■ **DATA SECTION**
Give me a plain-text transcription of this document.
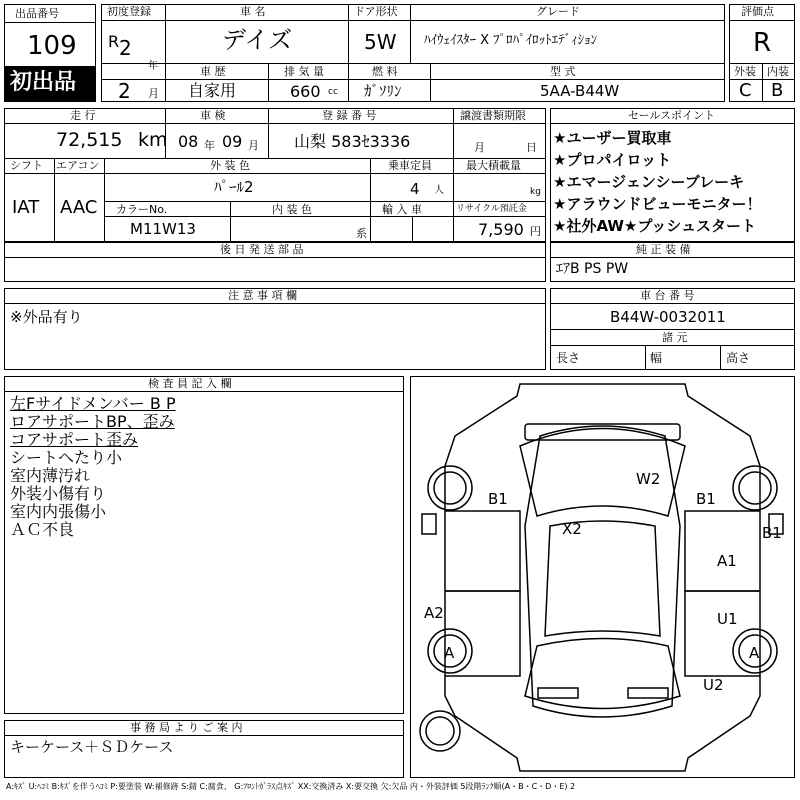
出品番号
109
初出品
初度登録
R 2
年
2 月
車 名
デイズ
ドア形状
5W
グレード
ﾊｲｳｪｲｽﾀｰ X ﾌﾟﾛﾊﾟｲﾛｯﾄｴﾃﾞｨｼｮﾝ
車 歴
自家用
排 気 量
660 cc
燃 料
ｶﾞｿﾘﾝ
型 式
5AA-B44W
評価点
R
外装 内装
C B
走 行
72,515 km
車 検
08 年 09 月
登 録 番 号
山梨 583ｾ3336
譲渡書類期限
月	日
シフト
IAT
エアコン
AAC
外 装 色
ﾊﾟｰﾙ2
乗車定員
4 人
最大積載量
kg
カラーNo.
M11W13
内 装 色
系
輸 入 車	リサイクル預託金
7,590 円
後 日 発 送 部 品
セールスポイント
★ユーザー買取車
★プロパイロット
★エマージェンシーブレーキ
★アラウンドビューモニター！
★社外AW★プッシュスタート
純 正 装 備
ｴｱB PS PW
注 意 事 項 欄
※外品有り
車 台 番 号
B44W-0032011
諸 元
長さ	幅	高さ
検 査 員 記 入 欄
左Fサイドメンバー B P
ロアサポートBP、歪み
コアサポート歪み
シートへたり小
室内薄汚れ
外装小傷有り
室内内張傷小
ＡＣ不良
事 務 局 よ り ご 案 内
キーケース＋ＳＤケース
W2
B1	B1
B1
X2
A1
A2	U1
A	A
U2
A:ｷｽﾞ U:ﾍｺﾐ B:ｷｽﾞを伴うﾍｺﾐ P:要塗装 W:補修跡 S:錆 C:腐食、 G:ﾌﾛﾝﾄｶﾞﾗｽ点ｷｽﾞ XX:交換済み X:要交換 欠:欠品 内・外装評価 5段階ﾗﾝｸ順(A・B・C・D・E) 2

---

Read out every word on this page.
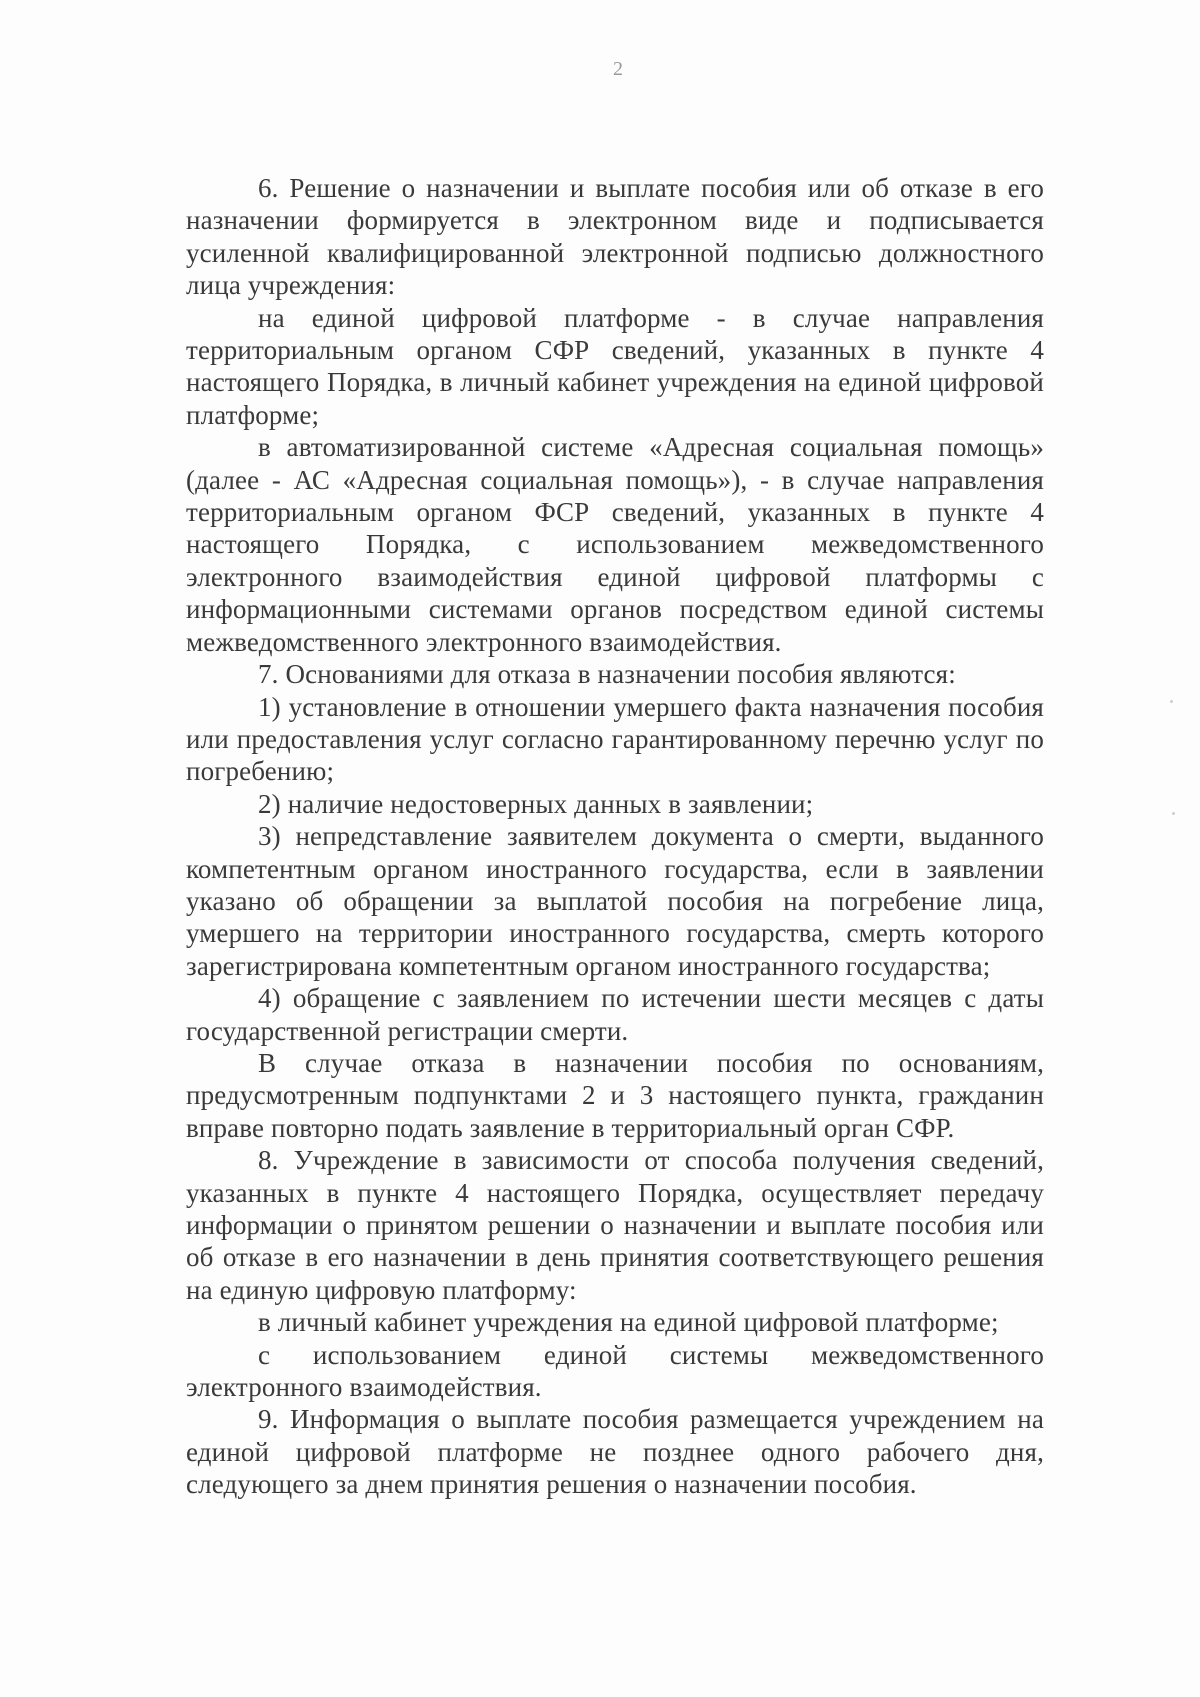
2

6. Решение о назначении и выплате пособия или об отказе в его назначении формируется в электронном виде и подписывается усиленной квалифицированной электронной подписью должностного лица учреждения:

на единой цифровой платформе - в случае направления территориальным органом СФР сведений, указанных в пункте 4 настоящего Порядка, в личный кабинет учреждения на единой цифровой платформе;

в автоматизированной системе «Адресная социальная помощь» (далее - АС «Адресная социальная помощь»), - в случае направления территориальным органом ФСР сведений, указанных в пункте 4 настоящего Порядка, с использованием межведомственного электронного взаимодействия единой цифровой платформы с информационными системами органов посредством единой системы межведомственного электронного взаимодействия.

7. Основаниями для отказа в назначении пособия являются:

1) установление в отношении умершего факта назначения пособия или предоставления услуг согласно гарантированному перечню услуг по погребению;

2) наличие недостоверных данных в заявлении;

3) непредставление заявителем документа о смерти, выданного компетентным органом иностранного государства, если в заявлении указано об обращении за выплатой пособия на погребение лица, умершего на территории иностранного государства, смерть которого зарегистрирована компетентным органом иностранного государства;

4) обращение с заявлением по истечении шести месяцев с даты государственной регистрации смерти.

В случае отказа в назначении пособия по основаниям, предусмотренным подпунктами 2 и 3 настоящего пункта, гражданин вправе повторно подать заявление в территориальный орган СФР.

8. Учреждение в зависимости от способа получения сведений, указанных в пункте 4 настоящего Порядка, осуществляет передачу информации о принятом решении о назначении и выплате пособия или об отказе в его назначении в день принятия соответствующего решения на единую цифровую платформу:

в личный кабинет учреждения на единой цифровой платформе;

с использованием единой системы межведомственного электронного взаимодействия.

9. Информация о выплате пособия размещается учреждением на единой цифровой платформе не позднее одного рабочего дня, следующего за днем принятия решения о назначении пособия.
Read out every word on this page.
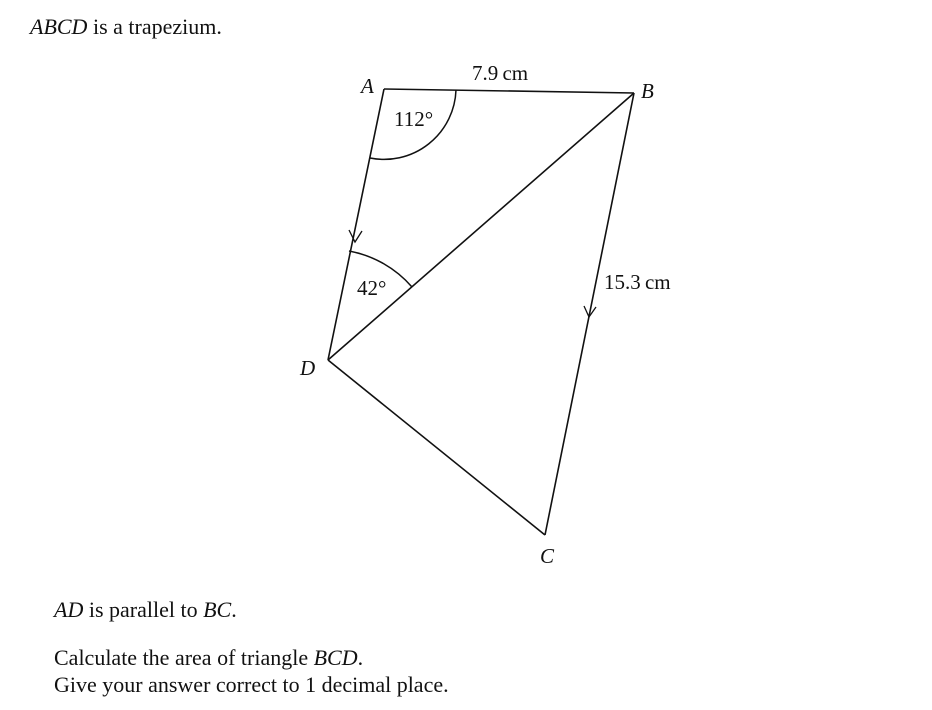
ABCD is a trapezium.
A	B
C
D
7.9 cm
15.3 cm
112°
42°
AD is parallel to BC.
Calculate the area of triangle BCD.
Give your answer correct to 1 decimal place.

■ **GIVEN PROBLEM**
Return every line above in which the string "отказа" occurs.

■ **RESULT OF THIS TASK**
7. Основаниями для отказа в назначении пособия являются:
В случае отказа в назначении пособия по основаниям, предусмотренным подпунктами 2 и 3 настоящего пункта, гражданин вправе повторно подать заявление в территориальный орган СФР.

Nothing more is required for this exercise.